- **EJERCICIOS POR RESOLVER**
1. ¿Puedes reproducir sin ningún cambio el tramo del texto sobre la simplicidad que va desde "Martin Gardner" hasta "naturalidad más sencilla."?
2. ¿Podrías transcribir literalmente las líneas del listado que van desde su inicio hasta la línea que contiene "presentation-slide: 01 纯环氧", con ambos extremos incluidos?

Martin Gardner

Simplicidad
(Capítulo 14 del libro Circo matemático 1979.
En castellano:  Madrid: Alianza Editorial, 1983).

Cumplidora estricta de un decreto absoluto, con la naturalidad más sencilla.

                                                                                           Emily Dickinson

Los versos de Emily Dickinson se inspiraban en una oscura piedrecilla del camino; pero si esta piedra es considerada como parte del universo, fiel cumplidora de las leyes naturales, a nivel microscópico tienen lugar en ella toda suerte de intrincados y misteriosos procesos. La noción de simplicidad, tanto en matemáticas como en las ciencias experimentales, suscita una pléyade de cuestiones profundas, complejas y todavía no resueltas. El número de leyes fundamentales de la naturaleza, ¿es muy reducido, como algunos suponen, o por el contrario, es enormemente grande o tal vez infinito, como creen Stanislaw Ulam y muchos otros? Las propias leyes, ¿son sencillas o complejas? ¿Qué pretendemos decir, exactamente, cuando afirmamos que una ley o un teorema matemático es más sencillo que otro? ¿Existe algún procedimiento objetivo para medir la sencillez de una ley, una teoría o un teorema?

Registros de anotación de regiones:
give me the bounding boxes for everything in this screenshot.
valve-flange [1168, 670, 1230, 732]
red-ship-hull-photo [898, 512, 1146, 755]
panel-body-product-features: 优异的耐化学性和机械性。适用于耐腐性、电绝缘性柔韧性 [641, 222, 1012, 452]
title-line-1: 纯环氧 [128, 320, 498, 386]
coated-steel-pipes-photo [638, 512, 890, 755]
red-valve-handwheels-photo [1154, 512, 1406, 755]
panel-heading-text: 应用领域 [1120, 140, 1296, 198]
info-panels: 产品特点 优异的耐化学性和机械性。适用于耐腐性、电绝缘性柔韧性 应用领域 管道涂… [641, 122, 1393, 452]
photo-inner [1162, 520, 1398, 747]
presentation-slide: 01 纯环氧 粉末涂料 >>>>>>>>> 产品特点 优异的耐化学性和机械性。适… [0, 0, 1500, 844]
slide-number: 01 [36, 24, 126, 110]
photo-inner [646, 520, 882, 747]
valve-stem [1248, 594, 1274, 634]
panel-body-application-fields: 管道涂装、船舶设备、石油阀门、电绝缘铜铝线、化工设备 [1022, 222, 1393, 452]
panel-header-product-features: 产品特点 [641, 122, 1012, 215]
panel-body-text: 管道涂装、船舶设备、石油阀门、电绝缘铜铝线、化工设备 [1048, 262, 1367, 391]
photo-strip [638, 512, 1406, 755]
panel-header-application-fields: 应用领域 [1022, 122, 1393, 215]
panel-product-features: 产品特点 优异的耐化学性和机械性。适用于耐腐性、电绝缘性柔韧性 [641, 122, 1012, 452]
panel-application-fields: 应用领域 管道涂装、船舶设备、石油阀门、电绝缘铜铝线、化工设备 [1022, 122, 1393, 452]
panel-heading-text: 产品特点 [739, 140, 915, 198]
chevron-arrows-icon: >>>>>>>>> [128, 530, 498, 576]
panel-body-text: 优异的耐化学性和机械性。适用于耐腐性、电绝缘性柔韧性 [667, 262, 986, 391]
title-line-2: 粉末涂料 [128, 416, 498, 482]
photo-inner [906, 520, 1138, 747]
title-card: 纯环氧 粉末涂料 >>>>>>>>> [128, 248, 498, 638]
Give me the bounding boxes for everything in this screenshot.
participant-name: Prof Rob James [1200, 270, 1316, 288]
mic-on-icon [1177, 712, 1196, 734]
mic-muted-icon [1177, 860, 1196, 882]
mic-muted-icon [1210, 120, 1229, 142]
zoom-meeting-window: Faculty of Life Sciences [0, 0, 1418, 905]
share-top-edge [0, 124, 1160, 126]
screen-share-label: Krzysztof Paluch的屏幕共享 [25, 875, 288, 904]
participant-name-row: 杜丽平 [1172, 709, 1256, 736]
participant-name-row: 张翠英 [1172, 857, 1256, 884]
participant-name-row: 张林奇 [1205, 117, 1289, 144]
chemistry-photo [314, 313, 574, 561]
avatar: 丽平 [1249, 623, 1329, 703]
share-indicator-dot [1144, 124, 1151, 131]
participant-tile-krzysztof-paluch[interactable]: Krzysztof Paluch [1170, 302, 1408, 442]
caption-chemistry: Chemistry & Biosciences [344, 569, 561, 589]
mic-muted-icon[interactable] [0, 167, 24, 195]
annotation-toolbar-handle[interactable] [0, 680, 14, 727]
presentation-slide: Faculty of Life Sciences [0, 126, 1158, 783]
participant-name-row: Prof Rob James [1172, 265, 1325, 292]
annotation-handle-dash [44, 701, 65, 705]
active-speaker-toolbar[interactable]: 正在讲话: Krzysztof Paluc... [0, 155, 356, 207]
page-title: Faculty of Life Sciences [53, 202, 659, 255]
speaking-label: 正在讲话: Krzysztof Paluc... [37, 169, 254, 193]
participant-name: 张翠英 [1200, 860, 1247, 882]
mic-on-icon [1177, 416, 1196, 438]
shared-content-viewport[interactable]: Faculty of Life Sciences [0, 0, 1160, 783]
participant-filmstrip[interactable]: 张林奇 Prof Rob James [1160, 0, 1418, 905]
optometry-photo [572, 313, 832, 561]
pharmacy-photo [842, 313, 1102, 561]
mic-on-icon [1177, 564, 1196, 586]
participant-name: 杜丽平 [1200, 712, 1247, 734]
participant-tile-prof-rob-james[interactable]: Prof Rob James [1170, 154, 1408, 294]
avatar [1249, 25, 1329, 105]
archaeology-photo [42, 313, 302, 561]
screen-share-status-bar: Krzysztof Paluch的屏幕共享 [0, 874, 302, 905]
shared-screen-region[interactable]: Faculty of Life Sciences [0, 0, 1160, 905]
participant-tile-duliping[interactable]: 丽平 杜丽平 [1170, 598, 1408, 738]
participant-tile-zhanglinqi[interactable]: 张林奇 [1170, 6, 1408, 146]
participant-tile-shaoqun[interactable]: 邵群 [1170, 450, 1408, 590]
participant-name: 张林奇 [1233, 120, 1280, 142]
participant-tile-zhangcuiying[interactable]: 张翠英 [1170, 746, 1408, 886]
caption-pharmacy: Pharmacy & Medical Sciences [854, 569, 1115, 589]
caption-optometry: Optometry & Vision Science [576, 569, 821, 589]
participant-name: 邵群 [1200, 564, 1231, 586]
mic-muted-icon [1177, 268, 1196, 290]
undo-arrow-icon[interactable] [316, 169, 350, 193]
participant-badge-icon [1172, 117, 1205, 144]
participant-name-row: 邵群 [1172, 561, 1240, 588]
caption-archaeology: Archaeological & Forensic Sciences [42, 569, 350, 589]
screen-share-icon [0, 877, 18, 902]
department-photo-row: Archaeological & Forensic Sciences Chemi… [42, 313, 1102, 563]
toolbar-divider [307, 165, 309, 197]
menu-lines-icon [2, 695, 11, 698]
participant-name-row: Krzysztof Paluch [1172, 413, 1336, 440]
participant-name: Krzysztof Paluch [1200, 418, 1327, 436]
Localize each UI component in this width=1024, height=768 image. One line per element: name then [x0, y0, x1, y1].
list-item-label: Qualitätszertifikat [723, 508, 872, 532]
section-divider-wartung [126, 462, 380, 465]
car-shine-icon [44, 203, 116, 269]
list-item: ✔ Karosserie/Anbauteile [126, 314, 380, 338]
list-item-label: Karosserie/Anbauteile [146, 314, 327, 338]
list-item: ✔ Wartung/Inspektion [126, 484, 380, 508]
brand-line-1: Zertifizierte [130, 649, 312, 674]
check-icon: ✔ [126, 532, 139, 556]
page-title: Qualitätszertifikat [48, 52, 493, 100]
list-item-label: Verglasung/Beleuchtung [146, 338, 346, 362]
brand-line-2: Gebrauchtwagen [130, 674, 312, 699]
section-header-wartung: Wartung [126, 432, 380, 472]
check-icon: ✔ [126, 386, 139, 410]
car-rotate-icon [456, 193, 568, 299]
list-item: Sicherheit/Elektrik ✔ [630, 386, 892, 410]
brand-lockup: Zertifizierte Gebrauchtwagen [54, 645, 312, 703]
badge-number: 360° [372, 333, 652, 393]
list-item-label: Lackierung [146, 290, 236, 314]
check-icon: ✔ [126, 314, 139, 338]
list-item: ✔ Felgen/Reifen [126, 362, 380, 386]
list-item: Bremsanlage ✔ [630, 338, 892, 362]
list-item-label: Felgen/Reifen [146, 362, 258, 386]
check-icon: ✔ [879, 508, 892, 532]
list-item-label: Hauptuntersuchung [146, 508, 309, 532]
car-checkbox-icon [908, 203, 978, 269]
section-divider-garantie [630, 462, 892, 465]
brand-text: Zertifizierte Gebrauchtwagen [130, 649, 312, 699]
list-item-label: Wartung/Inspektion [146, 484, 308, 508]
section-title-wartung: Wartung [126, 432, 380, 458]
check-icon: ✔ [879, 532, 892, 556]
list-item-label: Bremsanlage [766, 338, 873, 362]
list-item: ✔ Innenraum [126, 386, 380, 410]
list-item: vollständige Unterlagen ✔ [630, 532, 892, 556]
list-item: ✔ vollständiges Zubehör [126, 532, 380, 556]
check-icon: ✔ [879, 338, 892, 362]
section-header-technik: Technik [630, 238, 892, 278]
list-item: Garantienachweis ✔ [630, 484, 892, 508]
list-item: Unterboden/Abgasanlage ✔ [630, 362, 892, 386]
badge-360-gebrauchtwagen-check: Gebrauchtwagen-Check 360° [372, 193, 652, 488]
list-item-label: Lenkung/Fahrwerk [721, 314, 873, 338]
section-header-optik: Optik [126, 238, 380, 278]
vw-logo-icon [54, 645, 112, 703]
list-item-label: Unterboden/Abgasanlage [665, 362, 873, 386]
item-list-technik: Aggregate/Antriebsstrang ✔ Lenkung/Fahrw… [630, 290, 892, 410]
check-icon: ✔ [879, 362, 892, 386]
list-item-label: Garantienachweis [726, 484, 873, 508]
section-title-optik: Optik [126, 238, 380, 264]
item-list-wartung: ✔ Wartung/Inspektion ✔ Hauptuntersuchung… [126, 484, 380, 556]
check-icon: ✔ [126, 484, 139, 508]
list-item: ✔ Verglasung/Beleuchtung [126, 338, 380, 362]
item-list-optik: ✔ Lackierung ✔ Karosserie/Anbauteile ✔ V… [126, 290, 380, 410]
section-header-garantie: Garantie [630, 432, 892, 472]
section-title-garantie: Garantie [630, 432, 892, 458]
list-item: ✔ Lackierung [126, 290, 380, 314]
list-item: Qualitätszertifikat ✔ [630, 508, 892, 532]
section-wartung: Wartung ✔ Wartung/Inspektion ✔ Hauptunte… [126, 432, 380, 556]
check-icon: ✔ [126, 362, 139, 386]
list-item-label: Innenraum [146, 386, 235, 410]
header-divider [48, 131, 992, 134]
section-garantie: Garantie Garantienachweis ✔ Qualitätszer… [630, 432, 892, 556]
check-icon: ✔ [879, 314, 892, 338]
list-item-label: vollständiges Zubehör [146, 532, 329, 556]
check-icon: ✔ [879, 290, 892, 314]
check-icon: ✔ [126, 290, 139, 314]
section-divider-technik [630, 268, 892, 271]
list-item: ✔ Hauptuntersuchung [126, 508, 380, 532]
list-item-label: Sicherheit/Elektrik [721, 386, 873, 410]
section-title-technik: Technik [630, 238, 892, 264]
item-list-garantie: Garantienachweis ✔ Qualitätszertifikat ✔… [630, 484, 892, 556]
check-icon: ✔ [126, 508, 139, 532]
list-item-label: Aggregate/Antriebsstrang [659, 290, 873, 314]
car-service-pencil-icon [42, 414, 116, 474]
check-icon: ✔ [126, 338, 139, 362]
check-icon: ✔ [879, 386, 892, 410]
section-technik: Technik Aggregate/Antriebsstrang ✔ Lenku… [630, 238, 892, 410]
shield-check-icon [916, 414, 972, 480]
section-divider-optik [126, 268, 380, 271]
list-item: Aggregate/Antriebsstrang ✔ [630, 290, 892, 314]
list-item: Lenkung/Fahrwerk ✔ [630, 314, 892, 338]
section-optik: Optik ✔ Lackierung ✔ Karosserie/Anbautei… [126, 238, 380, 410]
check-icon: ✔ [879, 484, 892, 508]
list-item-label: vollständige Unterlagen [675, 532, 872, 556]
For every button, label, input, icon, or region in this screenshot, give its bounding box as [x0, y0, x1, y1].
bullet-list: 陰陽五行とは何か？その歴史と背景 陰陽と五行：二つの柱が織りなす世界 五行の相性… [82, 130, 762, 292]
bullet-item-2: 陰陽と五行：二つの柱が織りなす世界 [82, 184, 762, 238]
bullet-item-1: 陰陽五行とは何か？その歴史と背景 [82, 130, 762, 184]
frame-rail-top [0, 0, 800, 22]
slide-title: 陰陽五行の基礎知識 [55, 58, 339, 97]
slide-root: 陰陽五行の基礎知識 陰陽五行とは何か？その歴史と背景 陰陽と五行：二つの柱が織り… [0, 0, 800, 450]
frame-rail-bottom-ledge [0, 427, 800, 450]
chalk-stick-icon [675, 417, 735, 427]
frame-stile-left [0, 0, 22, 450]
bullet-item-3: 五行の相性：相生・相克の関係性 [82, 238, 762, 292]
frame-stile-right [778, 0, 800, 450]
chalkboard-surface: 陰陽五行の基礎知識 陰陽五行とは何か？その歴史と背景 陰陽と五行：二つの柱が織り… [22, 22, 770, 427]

- **SOLUCIONES DE TAREAS**
1.
Martin Gardner

Simplicidad
(Capítulo 14 del libro Circo matemático 1979.
En castellano:  Madrid: Alianza Editorial, 1983).

Cumplidora estricta de un decreto absoluto, con la naturalidad más sencilla.

2.
give me the bounding boxes for everything in this screenshot.
valve-flange [1168, 670, 1230, 732]
red-ship-hull-photo [898, 512, 1146, 755]
panel-body-product-features: 优异的耐化学性和机械性。适用于耐腐性、电绝缘性柔韧性 [641, 222, 1012, 452]
title-line-1: 纯环氧 [128, 320, 498, 386]
coated-steel-pipes-photo [638, 512, 890, 755]
red-valve-handwheels-photo [1154, 512, 1406, 755]
panel-heading-text: 应用领域 [1120, 140, 1296, 198]
info-panels: 产品特点 优异的耐化学性和机械性。适用于耐腐性、电绝缘性柔韧性 应用领域 管道涂… [641, 122, 1393, 452]
photo-inner [1162, 520, 1398, 747]
presentation-slide: 01 纯环氧 粉末涂料 >>>>>>>>> 产品特点 优异的耐化学性和机械性。适… [0, 0, 1500, 844]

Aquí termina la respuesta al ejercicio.